[What is expected] Although the records contain pictures, only their text should be repeated, exactly as it stands.

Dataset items

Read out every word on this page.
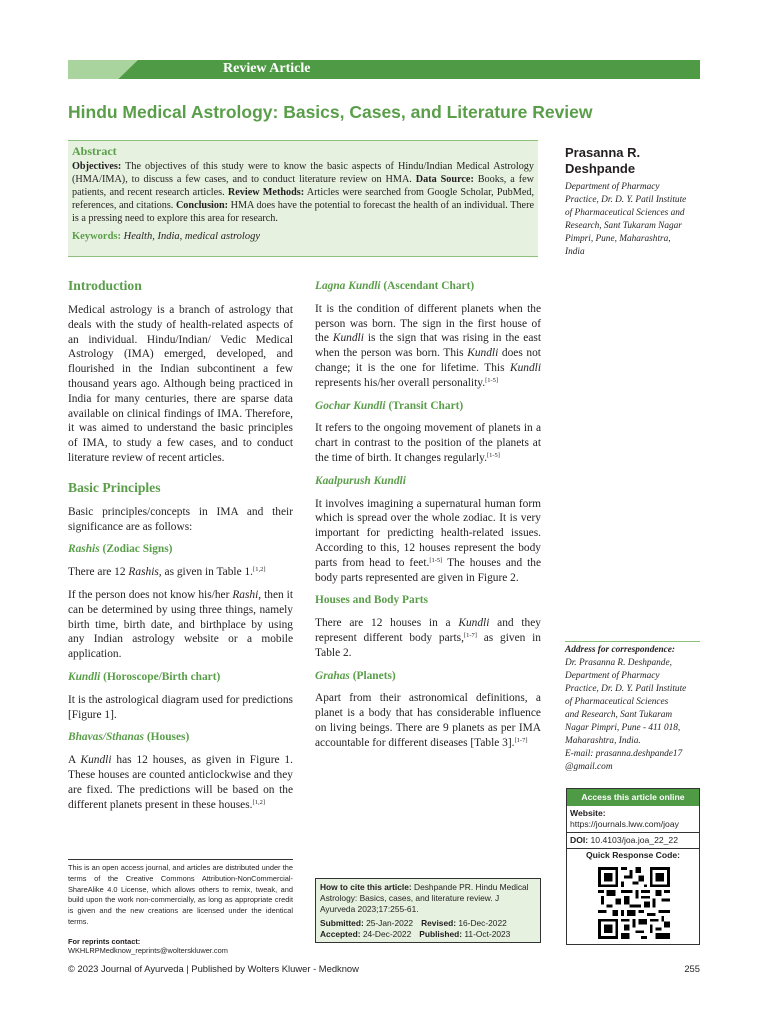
Review Article
Hindu Medical Astrology: Basics, Cases, and Literature Review
Abstract
Objectives: The objectives of this study were to know the basic aspects of Hindu/Indian Medical Astrology (HMA/IMA), to discuss a few cases, and to conduct literature review on HMA. Data Source: Books, a few patients, and recent research articles. Review Methods: Articles were searched from Google Scholar, PubMed, references, and citations. Conclusion: HMA does have the potential to forecast the health of an individual. There is a pressing need to explore this area for research.
Keywords: Health, India, medical astrology
Prasanna R.
Deshpande
Department of Pharmacy
Practice, Dr. D. Y. Patil Institute
of Pharmaceutical Sciences and
Research, Sant Tukaram Nagar
Pimpri, Pune, Maharashtra,
India
Address for correspondence:
Dr. Prasanna R. Deshpande,
Department of Pharmacy
Practice, Dr. D. Y. Patil Institute
of Pharmaceutical Sciences
and Research, Sant Tukaram
Nagar Pimpri, Pune - 411 018,
Maharashtra, India.
E-mail: prasanna.deshpande17
@gmail.com
Access this article online
Website: https://journals.lww.com/joay
DOI: 10.4103/joa.joa_22_22
Quick Response Code:
Introduction
Medical astrology is a branch of astrology that deals with the study of health-related aspects of an individual. Hindu/Indian/ Vedic Medical Astrology (IMA) emerged, developed, and flourished in the Indian subcontinent a few thousand years ago. Although being practiced in India for many centuries, there are sparse data available on clinical findings of IMA. Therefore, it was aimed to understand the basic principles of IMA, to study a few cases, and to conduct literature review of recent articles.
Basic Principles
Basic principles/concepts in IMA and their significance are as follows:
Rashis (Zodiac Signs)
There are 12 Rashis, as given in Table 1.[1,2]
If the person does not know his/her Rashi, then it can be determined by using three things, namely birth time, birth date, and birthplace by using any Indian astrology website or a mobile application.
Kundli (Horoscope/Birth chart)
It is the astrological diagram used for predictions [Figure 1].
Bhavas/Sthanas (Houses)
A Kundli has 12 houses, as given in Figure 1. These houses are counted anticlockwise and they are fixed. The predictions will be based on the different planets present in these houses.[1,2]
Lagna Kundli (Ascendant Chart)
It is the condition of different planets when the person was born. The sign in the first house of the Kundli is the sign that was rising in the east when the person was born. This Kundli does not change; it is the one for lifetime. This Kundli represents his/her overall personality.[1-5]
Gochar Kundli (Transit Chart)
It refers to the ongoing movement of planets in a chart in contrast to the position of the planets at the time of birth. It changes regularly.[1-5]
Kaalpurush Kundli
It involves imagining a supernatural human form which is spread over the whole zodiac. It is very important for predicting health-related issues. According to this, 12 houses represent the body parts from head to feet.[1-5] The houses and the body parts represented are given in Figure 2.
Houses and Body Parts
There are 12 houses in a Kundli and they represent different body parts,[1-7] as given in Table 2.
Grahas (Planets)
Apart from their astronomical definitions, a planet is a body that has considerable influence on living beings. There are 9 planets as per IMA accountable for different diseases [Table 3].[1-7]
This is an open access journal, and articles are distributed under the terms of the Creative Commons Attribution-NonCommercial-ShareAlike 4.0 License, which allows others to remix, tweak, and build upon the work non-commercially, as long as appropriate credit is given and the new creations are licensed under the identical terms.
For reprints contact: WKHLRPMedknow_reprints@wolterskluwer.com
How to cite this article: Deshpande PR. Hindu Medical Astrology: Basics, cases, and literature review. J Ayurveda 2023;17:255-61.
Submitted: 25-Jan-2022 Revised: 16-Dec-2022
Accepted: 24-Dec-2022 Published: 11-Oct-2023
© 2023 Journal of Ayurveda | Published by Wolters Kluwer - Medknow	255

[Reply to the task]
Read out every word on this page.
Review Article
Hindu Medical Astrology: Basics, Cases, and Literature Review
Abstract
Objectives: The objectives of this study were to know the basic aspects of Hindu/Indian Medical Astrology (HMA/IMA), to discuss a few cases, and to conduct literature review on HMA. Data Source: Books, a few patients, and recent research articles. Review Methods: Articles were searched from Google Scholar, PubMed, references, and citations. Conclusion: HMA does have the potential to forecast the health of an individual. There is a pressing need to explore this area for research.
Keywords: Health, India, medical astrology
Prasanna R.
Deshpande
Department of Pharmacy
Practice, Dr. D. Y. Patil Institute
of Pharmaceutical Sciences and
Research, Sant Tukaram Nagar
Pimpri, Pune, Maharashtra,
India
Address for correspondence:
Dr. Prasanna R. Deshpande,
Department of Pharmacy
Practice, Dr. D. Y. Patil Institute
of Pharmaceutical Sciences
and Research, Sant Tukaram
Nagar Pimpri, Pune - 411 018,
Maharashtra, India.
E-mail: prasanna.deshpande17
@gmail.com
Access this article online
Website: https://journals.lww.com/joay
DOI: 10.4103/joa.joa_22_22
Quick Response Code:
Introduction
Medical astrology is a branch of astrology that deals with the study of health-related aspects of an individual. Hindu/Indian/ Vedic Medical Astrology (IMA) emerged, developed, and flourished in the Indian subcontinent a few thousand years ago. Although being practiced in India for many centuries, there are sparse data available on clinical findings of IMA. Therefore, it was aimed to understand the basic principles of IMA, to study a few cases, and to conduct literature review of recent articles.
Basic Principles
Basic principles/concepts in IMA and their significance are as follows:
Rashis (Zodiac Signs)
There are 12 Rashis, as given in Table 1.[1,2]
If the person does not know his/her Rashi, then it can be determined by using three things, namely birth time, birth date, and birthplace by using any Indian astrology website or a mobile application.
Kundli (Horoscope/Birth chart)
It is the astrological diagram used for predictions [Figure 1].
Bhavas/Sthanas (Houses)
A Kundli has 12 houses, as given in Figure 1. These houses are counted anticlockwise and they are fixed. The predictions will be based on the different planets present in these houses.[1,2]
Lagna Kundli (Ascendant Chart)
It is the condition of different planets when the person was born. The sign in the first house of the Kundli is the sign that was rising in the east when the person was born. This Kundli does not change; it is the one for lifetime. This Kundli represents his/her overall personality.[1-5]
Gochar Kundli (Transit Chart)
It refers to the ongoing movement of planets in a chart in contrast to the position of the planets at the time of birth. It changes regularly.[1-5]
Kaalpurush Kundli
It involves imagining a supernatural human form which is spread over the whole zodiac. It is very important for predicting health-related issues. According to this, 12 houses represent the body parts from head to feet.[1-5] The houses and the body parts represented are given in Figure 2.
Houses and Body Parts
There are 12 houses in a Kundli and they represent different body parts,[1-7] as given in Table 2.
Grahas (Planets)
Apart from their astronomical definitions, a planet is a body that has considerable influence on living beings. There are 9 planets as per IMA accountable for different diseases [Table 3].[1-7]
This is an open access journal, and articles are distributed under the terms of the Creative Commons Attribution-NonCommercial-ShareAlike 4.0 License, which allows others to remix, tweak, and build upon the work non-commercially, as long as appropriate credit is given and the new creations are licensed under the identical terms.
For reprints contact: WKHLRPMedknow_reprints@wolterskluwer.com
How to cite this article: Deshpande PR. Hindu Medical Astrology: Basics, cases, and literature review. J Ayurveda 2023;17:255-61.
Submitted: 25-Jan-2022 Revised: 16-Dec-2022
Accepted: 24-Dec-2022 Published: 11-Oct-2023
© 2023 Journal of Ayurveda | Published by Wolters Kluwer - Medknow	255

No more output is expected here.